- JOB: Exclude the pictures, then copy all remaining records exactly.

- SUPPLIED RECORDS:
■ ■ ■ ■ ■
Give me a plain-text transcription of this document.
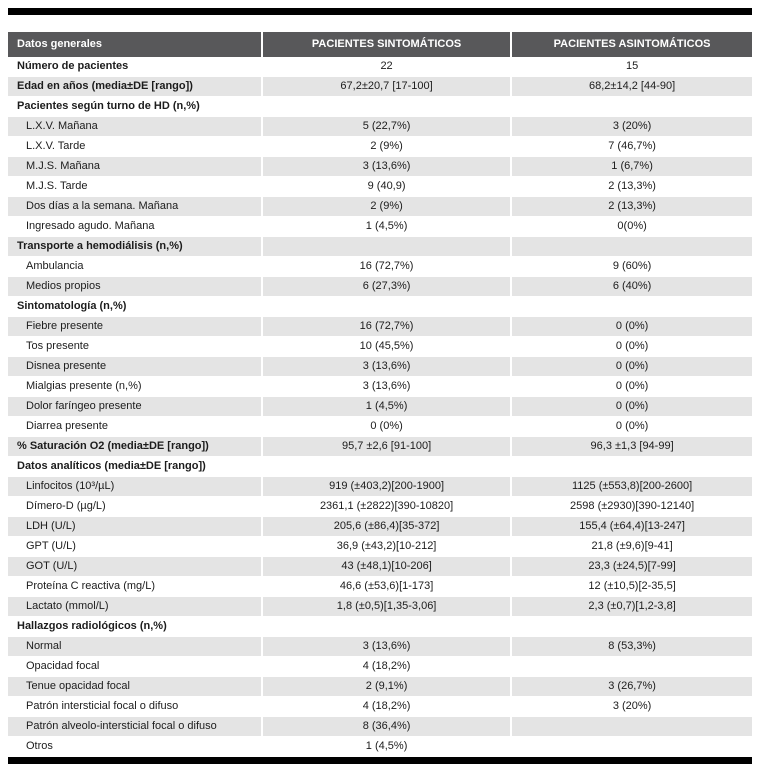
Datos generales	PACIENTES SINTOMÁTICOS	PACIENTES ASINTOMÁTICOS
Número de pacientes	22	15
Edad en años (media±DE [rango])	67,2±20,7 [17-100]	68,2±14,2 [44-90]
Pacientes según turno de HD (n,%)		
L.X.V. Mañana	5 (22,7%)	3 (20%)
L.X.V. Tarde	2 (9%)	7 (46,7%)
M.J.S. Mañana	3 (13,6%)	1 (6,7%)
M.J.S. Tarde	9 (40,9)	2 (13,3%)
Dos días a la semana. Mañana	2 (9%)	2 (13,3%)
Ingresado agudo. Mañana	1 (4,5%)	0(0%)
Transporte a hemodiálisis (n,%)		
Ambulancia	16 (72,7%)	9 (60%)
Medios propios	6 (27,3%)	6 (40%)
Sintomatología (n,%)		
Fiebre presente	16 (72,7%)	0 (0%)
Tos presente	10 (45,5%)	0 (0%)
Disnea presente	3 (13,6%)	0 (0%)
Mialgias presente (n,%)	3 (13,6%)	0 (0%)
Dolor faríngeo presente	1 (4,5%)	0 (0%)
Diarrea presente	0 (0%)	0 (0%)
% Saturación O2 (media±DE [rango])	95,7 ±2,6 [91-100]	96,3 ±1,3 [94-99]
Datos analíticos (media±DE [rango])		
Linfocitos (10³/µL)	919 (±403,2)[200-1900]	1125 (±553,8)[200-2600]
Dímero-D (µg/L)	2361,1 (±2822)[390-10820]	2598 (±2930)[390-12140]
LDH (U/L)	205,6 (±86,4)[35-372]	155,4 (±64,4)[13-247]
GPT (U/L)	36,9 (±43,2)[10-212]	21,8 (±9,6)[9-41]
GOT (U/L)	43 (±48,1)[10-206]	23,3 (±24,5)[7-99]
Proteína C reactiva (mg/L)	46,6 (±53,6)[1-173]	12 (±10,5)[2-35,5]
Lactato (mmol/L)	1,8 (±0,5)[1,35-3,06]	2,3 (±0,7)[1,2-3,8]
Hallazgos radiológicos (n,%)		
Normal	3 (13,6%)	8 (53,3%)
Opacidad focal	4 (18,2%)	
Tenue opacidad focal	2 (9,1%)	3 (26,7%)
Patrón intersticial focal o difuso	4 (18,2%)	3 (20%)
Patrón alveolo-intersticial focal o difuso	8 (36,4%)	
Otros	1 (4,5%)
■ ■ ■ ■ ■
- RIGHT ANSWER:
Give me a plain-text transcription of this document.
Datos generales	PACIENTES SINTOMÁTICOS	PACIENTES ASINTOMÁTICOS
Número de pacientes	22	15
Edad en años (media±DE [rango])	67,2±20,7 [17-100]	68,2±14,2 [44-90]
Pacientes según turno de HD (n,%)		
L.X.V. Mañana	5 (22,7%)	3 (20%)
L.X.V. Tarde	2 (9%)	7 (46,7%)
M.J.S. Mañana	3 (13,6%)	1 (6,7%)
M.J.S. Tarde	9 (40,9)	2 (13,3%)
Dos días a la semana. Mañana	2 (9%)	2 (13,3%)
Ingresado agudo. Mañana	1 (4,5%)	0(0%)
Transporte a hemodiálisis (n,%)		
Ambulancia	16 (72,7%)	9 (60%)
Medios propios	6 (27,3%)	6 (40%)
Sintomatología (n,%)		
Fiebre presente	16 (72,7%)	0 (0%)
Tos presente	10 (45,5%)	0 (0%)
Disnea presente	3 (13,6%)	0 (0%)
Mialgias presente (n,%)	3 (13,6%)	0 (0%)
Dolor faríngeo presente	1 (4,5%)	0 (0%)
Diarrea presente	0 (0%)	0 (0%)
% Saturación O2 (media±DE [rango])	95,7 ±2,6 [91-100]	96,3 ±1,3 [94-99]
Datos analíticos (media±DE [rango])		
Linfocitos (10³/µL)	919 (±403,2)[200-1900]	1125 (±553,8)[200-2600]
Dímero-D (µg/L)	2361,1 (±2822)[390-10820]	2598 (±2930)[390-12140]
LDH (U/L)	205,6 (±86,4)[35-372]	155,4 (±64,4)[13-247]
GPT (U/L)	36,9 (±43,2)[10-212]	21,8 (±9,6)[9-41]
GOT (U/L)	43 (±48,1)[10-206]	23,3 (±24,5)[7-99]
Proteína C reactiva (mg/L)	46,6 (±53,6)[1-173]	12 (±10,5)[2-35,5]
Lactato (mmol/L)	1,8 (±0,5)[1,35-3,06]	2,3 (±0,7)[1,2-3,8]
Hallazgos radiológicos (n,%)		
Normal	3 (13,6%)	8 (53,3%)
Opacidad focal	4 (18,2%)	
Tenue opacidad focal	2 (9,1%)	3 (26,7%)
Patrón intersticial focal o difuso	4 (18,2%)	3 (20%)
Patrón alveolo-intersticial focal o difuso	8 (36,4%)	
Otros	1 (4,5%)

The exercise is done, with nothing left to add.